→ TASK REQUIREMENTS
Copy the data precisely, character for character, and leave out every picture.

(Items listed in a dataset)
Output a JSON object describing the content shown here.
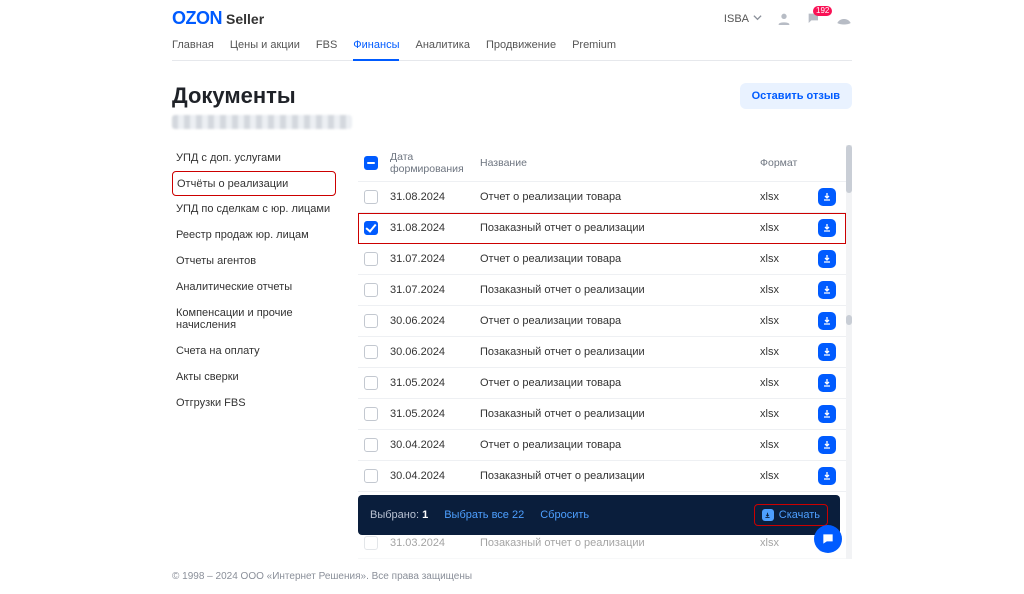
{
  "header": {
    "logo_ozon": "OZON",
    "logo_seller": "Seller",
    "account": "ISBA",
    "notif_count": "192"
  },
  "nav": {
    "items": [
      "Главная",
      "Цены и акции",
      "FBS",
      "Финансы",
      "Аналитика",
      "Продвижение",
      "Premium"
    ],
    "active_index": 3
  },
  "page": {
    "title": "Документы",
    "leave_review": "Оставить отзыв"
  },
  "sidebar": {
    "items": [
      "УПД с доп. услугами",
      "Отчёты о реализации",
      "УПД по сделкам с юр. лицами",
      "Реестр продаж юр. лицам",
      "Отчеты агентов",
      "Аналитические отчеты",
      "Компенсации и прочие начисления",
      "Счета на оплату",
      "Акты сверки",
      "Отгрузки FBS"
    ],
    "active_index": 1
  },
  "table": {
    "headers": {
      "date": "Дата формирования",
      "name": "Название",
      "format": "Формат"
    },
    "rows": [
      {
        "date": "31.08.2024",
        "name": "Отчет о реализации товара",
        "format": "xlsx",
        "checked": false,
        "highlighted": false
      },
      {
        "date": "31.08.2024",
        "name": "Позаказный отчет о реализации",
        "format": "xlsx",
        "checked": true,
        "highlighted": true
      },
      {
        "date": "31.07.2024",
        "name": "Отчет о реализации товара",
        "format": "xlsx",
        "checked": false,
        "highlighted": false
      },
      {
        "date": "31.07.2024",
        "name": "Позаказный отчет о реализации",
        "format": "xlsx",
        "checked": false,
        "highlighted": false
      },
      {
        "date": "30.06.2024",
        "name": "Отчет о реализации товара",
        "format": "xlsx",
        "checked": false,
        "highlighted": false
      },
      {
        "date": "30.06.2024",
        "name": "Позаказный отчет о реализации",
        "format": "xlsx",
        "checked": false,
        "highlighted": false
      },
      {
        "date": "31.05.2024",
        "name": "Отчет о реализации товара",
        "format": "xlsx",
        "checked": false,
        "highlighted": false
      },
      {
        "date": "31.05.2024",
        "name": "Позаказный отчет о реализации",
        "format": "xlsx",
        "checked": false,
        "highlighted": false
      },
      {
        "date": "30.04.2024",
        "name": "Отчет о реализации товара",
        "format": "xlsx",
        "checked": false,
        "highlighted": false
      },
      {
        "date": "30.04.2024",
        "name": "Позаказный отчет о реализации",
        "format": "xlsx",
        "checked": false,
        "highlighted": false
      }
    ],
    "faded_row": {
      "date": "31.03.2024",
      "name": "Позаказный отчет о реализации",
      "format": "xlsx"
    }
  },
  "selection_bar": {
    "selected_label": "Выбрано:",
    "selected_count": "1",
    "select_all": "Выбрать все 22",
    "reset": "Сбросить",
    "download": "Скачать"
  },
  "footer": "© 1998 – 2024 ООО «Интернет Решения». Все права защищены"
}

→ RESPONSE
Output a JSON object describing the content shown here.
{
  "header": {
    "logo_ozon": "OZON",
    "logo_seller": "Seller",
    "account": "ISBA",
    "notif_count": "192"
  },
  "nav": {
    "items": [
      "Главная",
      "Цены и акции",
      "FBS",
      "Финансы",
      "Аналитика",
      "Продвижение",
      "Premium"
    ],
    "active_index": 3
  },
  "page": {
    "title": "Документы",
    "leave_review": "Оставить отзыв"
  },
  "sidebar": {
    "items": [
      "УПД с доп. услугами",
      "Отчёты о реализации",
      "УПД по сделкам с юр. лицами",
      "Реестр продаж юр. лицам",
      "Отчеты агентов",
      "Аналитические отчеты",
      "Компенсации и прочие начисления",
      "Счета на оплату",
      "Акты сверки",
      "Отгрузки FBS"
    ],
    "active_index": 1
  },
  "table": {
    "headers": {
      "date": "Дата формирования",
      "name": "Название",
      "format": "Формат"
    },
    "rows": [
      {
        "date": "31.08.2024",
        "name": "Отчет о реализации товара",
        "format": "xlsx",
        "checked": false,
        "highlighted": false
      },
      {
        "date": "31.08.2024",
        "name": "Позаказный отчет о реализации",
        "format": "xlsx",
        "checked": true,
        "highlighted": true
      },
      {
        "date": "31.07.2024",
        "name": "Отчет о реализации товара",
        "format": "xlsx",
        "checked": false,
        "highlighted": false
      },
      {
        "date": "31.07.2024",
        "name": "Позаказный отчет о реализации",
        "format": "xlsx",
        "checked": false,
        "highlighted": false
      },
      {
        "date": "30.06.2024",
        "name": "Отчет о реализации товара",
        "format": "xlsx",
        "checked": false,
        "highlighted": false
      },
      {
        "date": "30.06.2024",
        "name": "Позаказный отчет о реализации",
        "format": "xlsx",
        "checked": false,
        "highlighted": false
      },
      {
        "date": "31.05.2024",
        "name": "Отчет о реализации товара",
        "format": "xlsx",
        "checked": false,
        "highlighted": false
      },
      {
        "date": "31.05.2024",
        "name": "Позаказный отчет о реализации",
        "format": "xlsx",
        "checked": false,
        "highlighted": false
      },
      {
        "date": "30.04.2024",
        "name": "Отчет о реализации товара",
        "format": "xlsx",
        "checked": false,
        "highlighted": false
      },
      {
        "date": "30.04.2024",
        "name": "Позаказный отчет о реализации",
        "format": "xlsx",
        "checked": false,
        "highlighted": false
      }
    ],
    "faded_row": {
      "date": "31.03.2024",
      "name": "Позаказный отчет о реализации",
      "format": "xlsx"
    }
  },
  "selection_bar": {
    "selected_label": "Выбрано:",
    "selected_count": "1",
    "select_all": "Выбрать все 22",
    "reset": "Сбросить",
    "download": "Скачать"
  },
  "footer": "© 1998 – 2024 ООО «Интернет Решения». Все права защищены"
}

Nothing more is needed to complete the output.